**Input rows**.
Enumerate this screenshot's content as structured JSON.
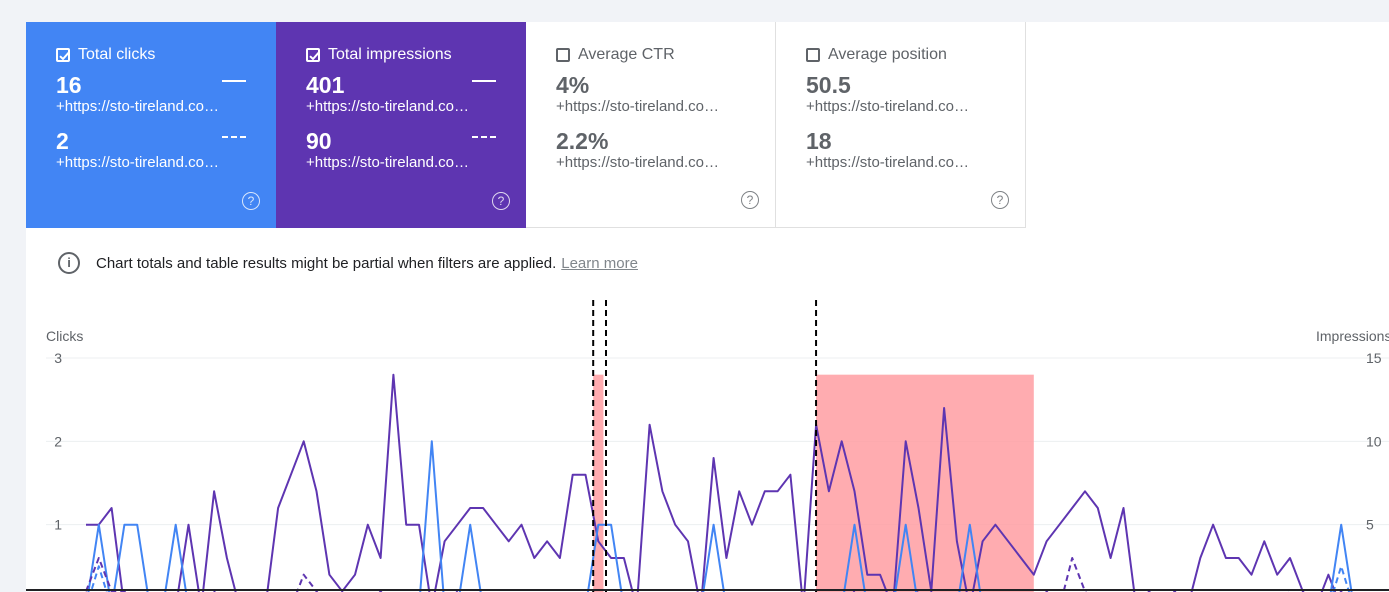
{
  "cards": [
    {
      "title": "Total clicks",
      "checked": true,
      "values": [
        "16",
        "2"
      ],
      "sources": [
        "+https://sto-tireland.co…",
        "+https://sto-tireland.co…"
      ]
    },
    {
      "title": "Total impressions",
      "checked": true,
      "values": [
        "401",
        "90"
      ],
      "sources": [
        "+https://sto-tireland.co…",
        "+https://sto-tireland.co…"
      ]
    },
    {
      "title": "Average CTR",
      "checked": false,
      "values": [
        "4%",
        "2.2%"
      ],
      "sources": [
        "+https://sto-tireland.co…",
        "+https://sto-tireland.co…"
      ]
    },
    {
      "title": "Average position",
      "checked": false,
      "values": [
        "50.5",
        "18"
      ],
      "sources": [
        "+https://sto-tireland.co…",
        "+https://sto-tireland.co…"
      ]
    }
  ],
  "help_glyph": "?",
  "info": {
    "icon": "i",
    "text": "Chart totals and table results might be partial when filters are applied.",
    "learn_more": "Learn more"
  },
  "colors": {
    "clicks": "#4285f4",
    "impressions": "#5e35b1",
    "highlight": "#ff9ea2"
  },
  "chart_data": {
    "type": "line",
    "left_axis": {
      "label": "Clicks",
      "ticks": [
        "1",
        "2",
        "3"
      ],
      "ylim": [
        0,
        3
      ]
    },
    "right_axis": {
      "label": "Impressions",
      "ticks": [
        "5",
        "10",
        "15"
      ],
      "ylim": [
        0,
        15
      ]
    },
    "grid": true,
    "x": [
      0,
      1,
      2,
      3,
      4,
      5,
      6,
      7,
      8,
      9,
      10,
      11,
      12,
      13,
      14,
      15,
      16,
      17,
      18,
      19,
      20,
      21,
      22,
      23,
      24,
      25,
      26,
      27,
      28,
      29,
      30,
      31,
      32,
      33,
      34,
      35,
      36,
      37,
      38,
      39,
      40,
      41,
      42,
      43,
      44,
      45,
      46,
      47,
      48,
      49,
      50,
      51,
      52,
      53,
      54,
      55,
      56,
      57,
      58,
      59,
      60,
      61,
      62,
      63,
      64,
      65,
      66,
      67,
      68,
      69,
      70,
      71,
      72,
      73,
      74,
      75,
      76,
      77,
      78,
      79,
      80,
      81,
      82,
      83,
      84,
      85,
      86,
      87,
      88,
      89,
      90,
      91,
      92,
      93,
      94,
      95,
      96,
      97,
      98,
      99
    ],
    "series": [
      {
        "axis": "right",
        "style": "solid",
        "color": "#5e35b1",
        "values": [
          5,
          5,
          6,
          0,
          0,
          0,
          0,
          0,
          5,
          0,
          7,
          3,
          0,
          0,
          0,
          6,
          8,
          10,
          7,
          2,
          1,
          2,
          5,
          3,
          14,
          5,
          5,
          0,
          4,
          5,
          6,
          6,
          5,
          4,
          5,
          3,
          4,
          3,
          8,
          8,
          4,
          3,
          3,
          0,
          11,
          7,
          5,
          4,
          0,
          9,
          3,
          7,
          5,
          7,
          7,
          8,
          0,
          11,
          7,
          10,
          7,
          2,
          2,
          0,
          10,
          6,
          1,
          12,
          4,
          0,
          4,
          5,
          4,
          3,
          2,
          4,
          5,
          6,
          7,
          6,
          3,
          6,
          0,
          1,
          0,
          1,
          0,
          3,
          5,
          3,
          3,
          2,
          4,
          2,
          3,
          1,
          0,
          2,
          0,
          0
        ]
      },
      {
        "axis": "left",
        "style": "solid",
        "color": "#4285f4",
        "values": [
          0,
          1,
          0,
          1,
          1,
          0,
          0,
          1,
          0,
          0,
          0,
          0,
          0,
          0,
          0,
          0,
          0,
          0,
          0,
          0,
          0,
          0,
          0,
          0,
          0,
          0,
          0,
          2,
          0,
          0,
          1,
          0,
          0,
          0,
          0,
          0,
          0,
          0,
          0,
          0,
          1,
          1,
          0,
          0,
          0,
          0,
          0,
          0,
          0,
          1,
          0,
          0,
          0,
          0,
          0,
          0,
          0,
          0,
          0,
          0,
          1,
          0,
          0,
          0,
          1,
          0,
          0,
          0,
          0,
          1,
          0,
          0,
          0,
          0,
          0,
          0,
          0,
          0,
          0,
          0,
          0,
          0,
          0,
          0,
          0,
          0,
          0,
          0,
          0,
          0,
          0,
          0,
          0,
          0,
          0,
          0,
          0,
          0,
          1,
          0
        ]
      },
      {
        "axis": "right",
        "style": "dashed",
        "color": "#5e35b1",
        "values": [
          1,
          3,
          1,
          1,
          0,
          0,
          0,
          0,
          0,
          0,
          1,
          0,
          0,
          0,
          0,
          0,
          0,
          2,
          1,
          0,
          0,
          0,
          0,
          1,
          0,
          0,
          0,
          0,
          0,
          1,
          0,
          0,
          0,
          0,
          0,
          0,
          0,
          0,
          1,
          0,
          0,
          0,
          0,
          0,
          0,
          0,
          0,
          0,
          0,
          0,
          0,
          0,
          0,
          0,
          0,
          0,
          0,
          0,
          0,
          0,
          1,
          0,
          0,
          0,
          0,
          1,
          0,
          0,
          0,
          0,
          0,
          0,
          0,
          0,
          0,
          1,
          0,
          3,
          1,
          0,
          0,
          0,
          0,
          0,
          0,
          1,
          0,
          0,
          0,
          0,
          0,
          0,
          0,
          0,
          1,
          0,
          0,
          0,
          1,
          0
        ]
      },
      {
        "axis": "left",
        "style": "dashed",
        "color": "#4285f4",
        "values": [
          0,
          0.5,
          0,
          0,
          0,
          0,
          0,
          0,
          0,
          0,
          0,
          0,
          0,
          0,
          0,
          0,
          0,
          0,
          0,
          0,
          0,
          0,
          0,
          0,
          0,
          0,
          0,
          0,
          0,
          0,
          0,
          0,
          0,
          0,
          0,
          0,
          0,
          0,
          0,
          0,
          0,
          0,
          0,
          0,
          0,
          0,
          0,
          0,
          0,
          0,
          0,
          0,
          0,
          0,
          0,
          0,
          0,
          0,
          0,
          0,
          0,
          0,
          0,
          0,
          0,
          0,
          0,
          0,
          0,
          0,
          0,
          0,
          0,
          0,
          0,
          0,
          0,
          0,
          0,
          0,
          0,
          0,
          0,
          0,
          0,
          0,
          0,
          0,
          0,
          0,
          0,
          0,
          0,
          0,
          0,
          0,
          0,
          0,
          0.5,
          0
        ]
      }
    ],
    "annotations": [
      {
        "type": "band",
        "x_start": 39.6,
        "x_end": 40.4
      },
      {
        "type": "band",
        "x_start": 57,
        "x_end": 74
      },
      {
        "type": "vline",
        "x": 39.6
      },
      {
        "type": "vline",
        "x": 40.6
      },
      {
        "type": "vline",
        "x": 57
      }
    ]
  }
}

**Exercise details**. Quote all of the entries word for word, omitting any pictures.

**Output for this task**.
Enumerate this screenshot's content as structured JSON.
{
  "cards": [
    {
      "title": "Total clicks",
      "checked": true,
      "values": [
        "16",
        "2"
      ],
      "sources": [
        "+https://sto-tireland.co…",
        "+https://sto-tireland.co…"
      ]
    },
    {
      "title": "Total impressions",
      "checked": true,
      "values": [
        "401",
        "90"
      ],
      "sources": [
        "+https://sto-tireland.co…",
        "+https://sto-tireland.co…"
      ]
    },
    {
      "title": "Average CTR",
      "checked": false,
      "values": [
        "4%",
        "2.2%"
      ],
      "sources": [
        "+https://sto-tireland.co…",
        "+https://sto-tireland.co…"
      ]
    },
    {
      "title": "Average position",
      "checked": false,
      "values": [
        "50.5",
        "18"
      ],
      "sources": [
        "+https://sto-tireland.co…",
        "+https://sto-tireland.co…"
      ]
    }
  ],
  "help_glyph": "?",
  "info": {
    "icon": "i",
    "text": "Chart totals and table results might be partial when filters are applied.",
    "learn_more": "Learn more"
  },
  "colors": {
    "clicks": "#4285f4",
    "impressions": "#5e35b1",
    "highlight": "#ff9ea2"
  },
  "chart_data": {
    "type": "line",
    "left_axis": {
      "label": "Clicks",
      "ticks": [
        "1",
        "2",
        "3"
      ],
      "ylim": [
        0,
        3
      ]
    },
    "right_axis": {
      "label": "Impressions",
      "ticks": [
        "5",
        "10",
        "15"
      ],
      "ylim": [
        0,
        15
      ]
    },
    "grid": true,
    "x": [
      0,
      1,
      2,
      3,
      4,
      5,
      6,
      7,
      8,
      9,
      10,
      11,
      12,
      13,
      14,
      15,
      16,
      17,
      18,
      19,
      20,
      21,
      22,
      23,
      24,
      25,
      26,
      27,
      28,
      29,
      30,
      31,
      32,
      33,
      34,
      35,
      36,
      37,
      38,
      39,
      40,
      41,
      42,
      43,
      44,
      45,
      46,
      47,
      48,
      49,
      50,
      51,
      52,
      53,
      54,
      55,
      56,
      57,
      58,
      59,
      60,
      61,
      62,
      63,
      64,
      65,
      66,
      67,
      68,
      69,
      70,
      71,
      72,
      73,
      74,
      75,
      76,
      77,
      78,
      79,
      80,
      81,
      82,
      83,
      84,
      85,
      86,
      87,
      88,
      89,
      90,
      91,
      92,
      93,
      94,
      95,
      96,
      97,
      98,
      99
    ],
    "series": [
      {
        "axis": "right",
        "style": "solid",
        "color": "#5e35b1",
        "values": [
          5,
          5,
          6,
          0,
          0,
          0,
          0,
          0,
          5,
          0,
          7,
          3,
          0,
          0,
          0,
          6,
          8,
          10,
          7,
          2,
          1,
          2,
          5,
          3,
          14,
          5,
          5,
          0,
          4,
          5,
          6,
          6,
          5,
          4,
          5,
          3,
          4,
          3,
          8,
          8,
          4,
          3,
          3,
          0,
          11,
          7,
          5,
          4,
          0,
          9,
          3,
          7,
          5,
          7,
          7,
          8,
          0,
          11,
          7,
          10,
          7,
          2,
          2,
          0,
          10,
          6,
          1,
          12,
          4,
          0,
          4,
          5,
          4,
          3,
          2,
          4,
          5,
          6,
          7,
          6,
          3,
          6,
          0,
          1,
          0,
          1,
          0,
          3,
          5,
          3,
          3,
          2,
          4,
          2,
          3,
          1,
          0,
          2,
          0,
          0
        ]
      },
      {
        "axis": "left",
        "style": "solid",
        "color": "#4285f4",
        "values": [
          0,
          1,
          0,
          1,
          1,
          0,
          0,
          1,
          0,
          0,
          0,
          0,
          0,
          0,
          0,
          0,
          0,
          0,
          0,
          0,
          0,
          0,
          0,
          0,
          0,
          0,
          0,
          2,
          0,
          0,
          1,
          0,
          0,
          0,
          0,
          0,
          0,
          0,
          0,
          0,
          1,
          1,
          0,
          0,
          0,
          0,
          0,
          0,
          0,
          1,
          0,
          0,
          0,
          0,
          0,
          0,
          0,
          0,
          0,
          0,
          1,
          0,
          0,
          0,
          1,
          0,
          0,
          0,
          0,
          1,
          0,
          0,
          0,
          0,
          0,
          0,
          0,
          0,
          0,
          0,
          0,
          0,
          0,
          0,
          0,
          0,
          0,
          0,
          0,
          0,
          0,
          0,
          0,
          0,
          0,
          0,
          0,
          0,
          1,
          0
        ]
      },
      {
        "axis": "right",
        "style": "dashed",
        "color": "#5e35b1",
        "values": [
          1,
          3,
          1,
          1,
          0,
          0,
          0,
          0,
          0,
          0,
          1,
          0,
          0,
          0,
          0,
          0,
          0,
          2,
          1,
          0,
          0,
          0,
          0,
          1,
          0,
          0,
          0,
          0,
          0,
          1,
          0,
          0,
          0,
          0,
          0,
          0,
          0,
          0,
          1,
          0,
          0,
          0,
          0,
          0,
          0,
          0,
          0,
          0,
          0,
          0,
          0,
          0,
          0,
          0,
          0,
          0,
          0,
          0,
          0,
          0,
          1,
          0,
          0,
          0,
          0,
          1,
          0,
          0,
          0,
          0,
          0,
          0,
          0,
          0,
          0,
          1,
          0,
          3,
          1,
          0,
          0,
          0,
          0,
          0,
          0,
          1,
          0,
          0,
          0,
          0,
          0,
          0,
          0,
          0,
          1,
          0,
          0,
          0,
          1,
          0
        ]
      },
      {
        "axis": "left",
        "style": "dashed",
        "color": "#4285f4",
        "values": [
          0,
          0.5,
          0,
          0,
          0,
          0,
          0,
          0,
          0,
          0,
          0,
          0,
          0,
          0,
          0,
          0,
          0,
          0,
          0,
          0,
          0,
          0,
          0,
          0,
          0,
          0,
          0,
          0,
          0,
          0,
          0,
          0,
          0,
          0,
          0,
          0,
          0,
          0,
          0,
          0,
          0,
          0,
          0,
          0,
          0,
          0,
          0,
          0,
          0,
          0,
          0,
          0,
          0,
          0,
          0,
          0,
          0,
          0,
          0,
          0,
          0,
          0,
          0,
          0,
          0,
          0,
          0,
          0,
          0,
          0,
          0,
          0,
          0,
          0,
          0,
          0,
          0,
          0,
          0,
          0,
          0,
          0,
          0,
          0,
          0,
          0,
          0,
          0,
          0,
          0,
          0,
          0,
          0,
          0,
          0,
          0,
          0,
          0,
          0.5,
          0
        ]
      }
    ],
    "annotations": [
      {
        "type": "band",
        "x_start": 39.6,
        "x_end": 40.4
      },
      {
        "type": "band",
        "x_start": 57,
        "x_end": 74
      },
      {
        "type": "vline",
        "x": 39.6
      },
      {
        "type": "vline",
        "x": 40.6
      },
      {
        "type": "vline",
        "x": 57
      }
    ]
  }
}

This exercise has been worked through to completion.